The problem: Every record below should be written out exactly; pictures stay out.

Given data:
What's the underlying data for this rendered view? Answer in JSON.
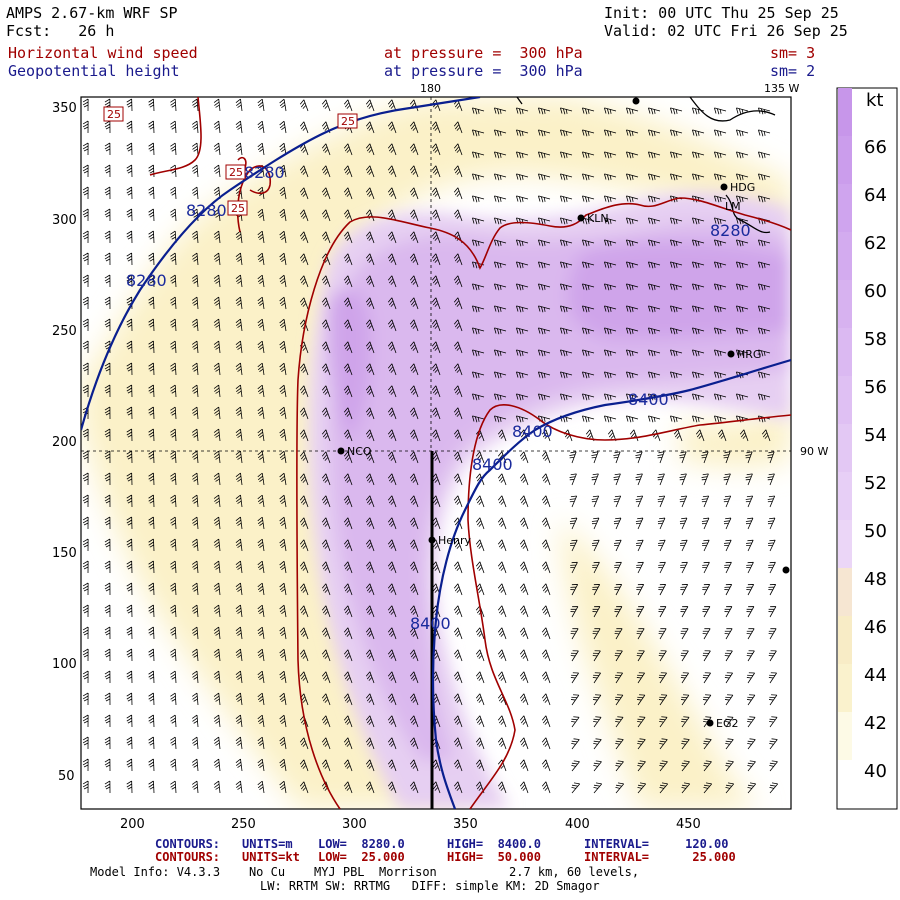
{
  "header": {
    "model": "AMPS 2.67-km WRF SP",
    "fcst": "Fcst:   26 h",
    "init": "Init: 00 UTC Thu 25 Sep 25",
    "valid": "Valid: 02 UTC Fri 26 Sep 25",
    "field1": "Horizontal wind speed",
    "field1_level": "at pressure =  300 hPa",
    "field1_sm": "sm= 3",
    "field2": "Geopotential height",
    "field2_level": "at pressure =  300 hPa",
    "field2_sm": "sm= 2"
  },
  "map": {
    "x_ticks": [
      "200",
      "250",
      "300",
      "350",
      "400",
      "450"
    ],
    "y_ticks": [
      "350",
      "300",
      "250",
      "200",
      "150",
      "100",
      "50"
    ],
    "meridian_labels": {
      "top_180": "180",
      "top_135w": "135 W",
      "right_90w": "90 W"
    },
    "stations": [
      {
        "id": "NCO",
        "label": "NCO"
      },
      {
        "id": "Henry",
        "label": "Henry"
      },
      {
        "id": "KLN",
        "label": "KLN"
      },
      {
        "id": "HDG",
        "label": "HDG"
      },
      {
        "id": "HRG",
        "label": "HRG"
      },
      {
        "id": "EG2",
        "label": "EG2"
      },
      {
        "id": "LM",
        "label": "LM"
      }
    ],
    "height_labels": [
      "8280",
      "8280",
      "8280",
      "8280",
      "8400",
      "8400",
      "8400",
      "8400"
    ],
    "speed_labels": [
      "25",
      "25",
      "25",
      "25"
    ],
    "colors": {
      "height_contour": "#0a1f8f",
      "speed_contour": "#a00000",
      "shade_low": "#fbf3cf",
      "shade_high": "#cc99ee"
    }
  },
  "colorbar": {
    "unit": "kt",
    "labels": [
      "66",
      "64",
      "62",
      "60",
      "58",
      "56",
      "54",
      "52",
      "50",
      "48",
      "46",
      "44",
      "42",
      "40"
    ]
  },
  "footer": {
    "c1_title": "CONTOURS:",
    "c1_units": "UNITS=m",
    "c1_low": "LOW=  8280.0",
    "c1_high": "HIGH=  8400.0",
    "c1_int": "INTERVAL=     120.00",
    "c2_title": "CONTOURS:",
    "c2_units": "UNITS=kt",
    "c2_low": "LOW=  25.000",
    "c2_high": "HIGH=  50.000",
    "c2_int": "INTERVAL=      25.000",
    "model_info": "Model Info: V4.3.3    No Cu    MYJ PBL  Morrison          2.7 km, 60 levels,",
    "model_info2": "LW: RRTM SW: RRTMG   DIFF: simple KM: 2D Smagor"
  }
}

Output for this exercise:
What's the underlying data for this rendered view? Answer in JSON.
{
  "header": {
    "model": "AMPS 2.67-km WRF SP",
    "fcst": "Fcst:   26 h",
    "init": "Init: 00 UTC Thu 25 Sep 25",
    "valid": "Valid: 02 UTC Fri 26 Sep 25",
    "field1": "Horizontal wind speed",
    "field1_level": "at pressure =  300 hPa",
    "field1_sm": "sm= 3",
    "field2": "Geopotential height",
    "field2_level": "at pressure =  300 hPa",
    "field2_sm": "sm= 2"
  },
  "map": {
    "x_ticks": [
      "200",
      "250",
      "300",
      "350",
      "400",
      "450"
    ],
    "y_ticks": [
      "350",
      "300",
      "250",
      "200",
      "150",
      "100",
      "50"
    ],
    "meridian_labels": {
      "top_180": "180",
      "top_135w": "135 W",
      "right_90w": "90 W"
    },
    "stations": [
      {
        "id": "NCO",
        "label": "NCO"
      },
      {
        "id": "Henry",
        "label": "Henry"
      },
      {
        "id": "KLN",
        "label": "KLN"
      },
      {
        "id": "HDG",
        "label": "HDG"
      },
      {
        "id": "HRG",
        "label": "HRG"
      },
      {
        "id": "EG2",
        "label": "EG2"
      },
      {
        "id": "LM",
        "label": "LM"
      }
    ],
    "height_labels": [
      "8280",
      "8280",
      "8280",
      "8280",
      "8400",
      "8400",
      "8400",
      "8400"
    ],
    "speed_labels": [
      "25",
      "25",
      "25",
      "25"
    ],
    "colors": {
      "height_contour": "#0a1f8f",
      "speed_contour": "#a00000",
      "shade_low": "#fbf3cf",
      "shade_high": "#cc99ee"
    }
  },
  "colorbar": {
    "unit": "kt",
    "labels": [
      "66",
      "64",
      "62",
      "60",
      "58",
      "56",
      "54",
      "52",
      "50",
      "48",
      "46",
      "44",
      "42",
      "40"
    ]
  },
  "footer": {
    "c1_title": "CONTOURS:",
    "c1_units": "UNITS=m",
    "c1_low": "LOW=  8280.0",
    "c1_high": "HIGH=  8400.0",
    "c1_int": "INTERVAL=     120.00",
    "c2_title": "CONTOURS:",
    "c2_units": "UNITS=kt",
    "c2_low": "LOW=  25.000",
    "c2_high": "HIGH=  50.000",
    "c2_int": "INTERVAL=      25.000",
    "model_info": "Model Info: V4.3.3    No Cu    MYJ PBL  Morrison          2.7 km, 60 levels,",
    "model_info2": "LW: RRTM SW: RRTMG   DIFF: simple KM: 2D Smagor"
  }
}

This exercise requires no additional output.